[Records from a data source]
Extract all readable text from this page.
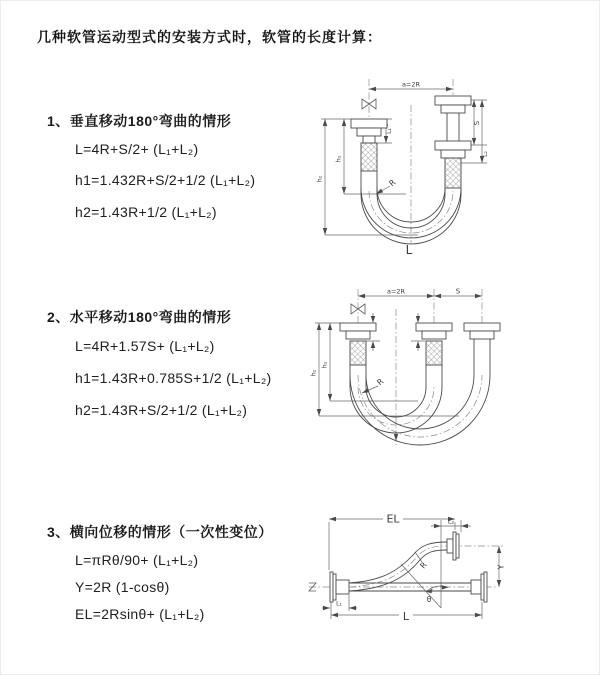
几种软管运动型式的安装方式时，软管的长度计算：
1、垂直移动180°弯曲的情形
L=4R+S/2+ (L₁+L₂)
h1=1.432R+S/2+1/2 (L₁+L₂)
h2=1.43R+1/2 (L₁+L₂)
2、水平移动180°弯曲的情形
L=4R+1.57S+ (L₁+L₂)
h1=1.43R+0.785S+1/2 (L₁+L₂)
h2=1.43R+S/2+1/2 (L₁+L₂)
3、横向位移的情形（一次性变位）
L=πRθ/90+ (L₁+L₂)
Y=2R (1-cosθ)
EL=2Rsinθ+ (L₁+L₂)
a=2R
h₂
h₁
L₁
S
L₂
R
L
a=2R	S
h₂
h₁
R
EL	L₂
Y
R
θ
L
L₁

**WHAT YOU NEED TO DO**
Transcribe every entry above exactly. Omit all pictures.

**TASK RESPONSE**
Extract all readable text from this page.
几种软管运动型式的安装方式时，软管的长度计算：
1、垂直移动180°弯曲的情形
L=4R+S/2+ (L₁+L₂)
h1=1.432R+S/2+1/2 (L₁+L₂)
h2=1.43R+1/2 (L₁+L₂)
2、水平移动180°弯曲的情形
L=4R+1.57S+ (L₁+L₂)
h1=1.43R+0.785S+1/2 (L₁+L₂)
h2=1.43R+S/2+1/2 (L₁+L₂)
3、横向位移的情形（一次性变位）
L=πRθ/90+ (L₁+L₂)
Y=2R (1-cosθ)
EL=2Rsinθ+ (L₁+L₂)
a=2R
h₂
h₁
L₁
S
L₂
R
L
a=2R	S
h₂
h₁
R
EL	L₂
Y
R
θ
L
L₁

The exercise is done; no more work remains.